== The request ==
Transcribe each record exactly. Include every one.

== Records supplied ==
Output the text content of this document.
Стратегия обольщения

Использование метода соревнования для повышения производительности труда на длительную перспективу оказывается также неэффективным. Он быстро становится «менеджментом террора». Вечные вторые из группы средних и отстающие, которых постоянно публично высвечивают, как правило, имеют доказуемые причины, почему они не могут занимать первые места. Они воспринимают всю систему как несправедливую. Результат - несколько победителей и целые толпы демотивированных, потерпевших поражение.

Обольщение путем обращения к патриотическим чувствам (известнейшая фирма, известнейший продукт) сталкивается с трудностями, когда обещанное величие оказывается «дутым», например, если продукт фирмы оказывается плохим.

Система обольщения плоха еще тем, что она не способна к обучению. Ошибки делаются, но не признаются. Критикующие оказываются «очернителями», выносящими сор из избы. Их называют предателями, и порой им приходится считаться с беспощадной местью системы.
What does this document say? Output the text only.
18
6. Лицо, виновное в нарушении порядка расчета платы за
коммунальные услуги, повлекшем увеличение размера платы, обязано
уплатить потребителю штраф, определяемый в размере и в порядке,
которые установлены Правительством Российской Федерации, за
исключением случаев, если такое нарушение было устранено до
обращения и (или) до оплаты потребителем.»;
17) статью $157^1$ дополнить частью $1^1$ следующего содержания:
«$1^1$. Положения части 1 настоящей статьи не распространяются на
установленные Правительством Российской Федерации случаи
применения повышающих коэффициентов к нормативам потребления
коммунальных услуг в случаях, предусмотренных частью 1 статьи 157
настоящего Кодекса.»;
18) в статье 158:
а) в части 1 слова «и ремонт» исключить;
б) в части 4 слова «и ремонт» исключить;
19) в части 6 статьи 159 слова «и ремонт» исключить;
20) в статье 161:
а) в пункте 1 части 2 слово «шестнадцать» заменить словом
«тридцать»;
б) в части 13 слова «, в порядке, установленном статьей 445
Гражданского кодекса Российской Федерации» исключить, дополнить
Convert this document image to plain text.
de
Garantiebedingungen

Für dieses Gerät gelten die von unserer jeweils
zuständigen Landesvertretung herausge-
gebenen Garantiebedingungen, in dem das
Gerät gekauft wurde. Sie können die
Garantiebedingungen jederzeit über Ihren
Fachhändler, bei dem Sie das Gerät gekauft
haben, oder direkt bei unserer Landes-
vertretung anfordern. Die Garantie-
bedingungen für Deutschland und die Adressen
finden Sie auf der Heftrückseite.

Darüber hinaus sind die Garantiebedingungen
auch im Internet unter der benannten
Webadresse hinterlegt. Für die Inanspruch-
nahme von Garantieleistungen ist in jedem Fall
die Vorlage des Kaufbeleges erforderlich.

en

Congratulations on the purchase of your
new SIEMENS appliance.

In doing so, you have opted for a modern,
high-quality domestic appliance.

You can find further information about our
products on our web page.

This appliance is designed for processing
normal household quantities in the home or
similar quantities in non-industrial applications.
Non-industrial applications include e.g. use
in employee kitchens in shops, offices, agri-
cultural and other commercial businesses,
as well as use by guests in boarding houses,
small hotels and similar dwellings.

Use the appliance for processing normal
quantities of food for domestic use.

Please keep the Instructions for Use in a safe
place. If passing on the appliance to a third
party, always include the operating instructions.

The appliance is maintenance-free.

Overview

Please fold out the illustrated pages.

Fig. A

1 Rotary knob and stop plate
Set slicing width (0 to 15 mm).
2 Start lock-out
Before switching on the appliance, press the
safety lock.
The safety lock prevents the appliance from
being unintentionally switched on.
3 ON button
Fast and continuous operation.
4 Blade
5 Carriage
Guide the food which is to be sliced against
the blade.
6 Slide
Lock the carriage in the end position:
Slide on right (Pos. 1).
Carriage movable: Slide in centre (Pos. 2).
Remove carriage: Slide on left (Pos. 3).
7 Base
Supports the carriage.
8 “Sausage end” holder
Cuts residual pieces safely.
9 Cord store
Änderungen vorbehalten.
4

== Final result ==
Output the text content of this document.
Стратегия обольщения

Использование метода соревнования для повышения производительности труда на длительную перспективу оказывается также неэффективным. Он быстро становится «менеджментом террора». Вечные вторые из группы средних и отстающие, которых постоянно публично высвечивают, как правило, имеют доказуемые причины, почему они не могут занимать первые места. Они воспринимают всю систему как несправедливую. Результат - несколько победителей и целые толпы демотивированных, потерпевших поражение.

Обольщение путем обращения к патриотическим чувствам (известнейшая фирма, известнейший продукт) сталкивается с трудностями, когда обещанное величие оказывается «дутым», например, если продукт фирмы оказывается плохим.

Система обольщения плоха еще тем, что она не способна к обучению. Ошибки делаются, но не признаются. Критикующие оказываются «очернителями», выносящими сор из избы. Их называют предателями, и порой им приходится считаться с беспощадной местью системы.
What does this document say? Output the text only.
18
6. Лицо, виновное в нарушении порядка расчета платы за
коммунальные услуги, повлекшем увеличение размера платы, обязано
уплатить потребителю штраф, определяемый в размере и в порядке,
которые установлены Правительством Российской Федерации, за
исключением случаев, если такое нарушение было устранено до
обращения и (или) до оплаты потребителем.»;
17) статью $157^1$ дополнить частью $1^1$ следующего содержания:
«$1^1$. Положения части 1 настоящей статьи не распространяются на
установленные Правительством Российской Федерации случаи
применения повышающих коэффициентов к нормативам потребления
коммунальных услуг в случаях, предусмотренных частью 1 статьи 157
настоящего Кодекса.»;
18) в статье 158:
а) в части 1 слова «и ремонт» исключить;
б) в части 4 слова «и ремонт» исключить;
19) в части 6 статьи 159 слова «и ремонт» исключить;
20) в статье 161:
а) в пункте 1 части 2 слово «шестнадцать» заменить словом
«тридцать»;
б) в части 13 слова «, в порядке, установленном статьей 445
Гражданского кодекса Российской Федерации» исключить, дополнить
Convert this document image to plain text.
de
Garantiebedingungen

Für dieses Gerät gelten die von unserer jeweils
zuständigen Landesvertretung herausge-
gebenen Garantiebedingungen, in dem das
Gerät gekauft wurde. Sie können die
Garantiebedingungen jederzeit über Ihren
Fachhändler, bei dem Sie das Gerät gekauft
haben, oder direkt bei unserer Landes-
vertretung anfordern. Die Garantie-
bedingungen für Deutschland und die Adressen
finden Sie auf der Heftrückseite.

Darüber hinaus sind die Garantiebedingungen
auch im Internet unter der benannten
Webadresse hinterlegt. Für die Inanspruch-
nahme von Garantieleistungen ist in jedem Fall
die Vorlage des Kaufbeleges erforderlich.

en

Congratulations on the purchase of your
new SIEMENS appliance.

In doing so, you have opted for a modern,
high-quality domestic appliance.

You can find further information about our
products on our web page.

This appliance is designed for processing
normal household quantities in the home or
similar quantities in non-industrial applications.
Non-industrial applications include e.g. use
in employee kitchens in shops, offices, agri-
cultural and other commercial businesses,
as well as use by guests in boarding houses,
small hotels and similar dwellings.

Use the appliance for processing normal
quantities of food for domestic use.

Please keep the Instructions for Use in a safe
place. If passing on the appliance to a third
party, always include the operating instructions.

The appliance is maintenance-free.

Overview

Please fold out the illustrated pages.

Fig. A

1 Rotary knob and stop plate
Set slicing width (0 to 15 mm).
2 Start lock-out
Before switching on the appliance, press the
safety lock.
The safety lock prevents the appliance from
being unintentionally switched on.
3 ON button
Fast and continuous operation.
4 Blade
5 Carriage
Guide the food which is to be sliced against
the blade.
6 Slide
Lock the carriage in the end position:
Slide on right (Pos. 1).
Carriage movable: Slide in centre (Pos. 2).
Remove carriage: Slide on left (Pos. 3).
7 Base
Supports the carriage.
8 “Sausage end” holder
Cuts residual pieces safely.
9 Cord store
Änderungen vorbehalten.
4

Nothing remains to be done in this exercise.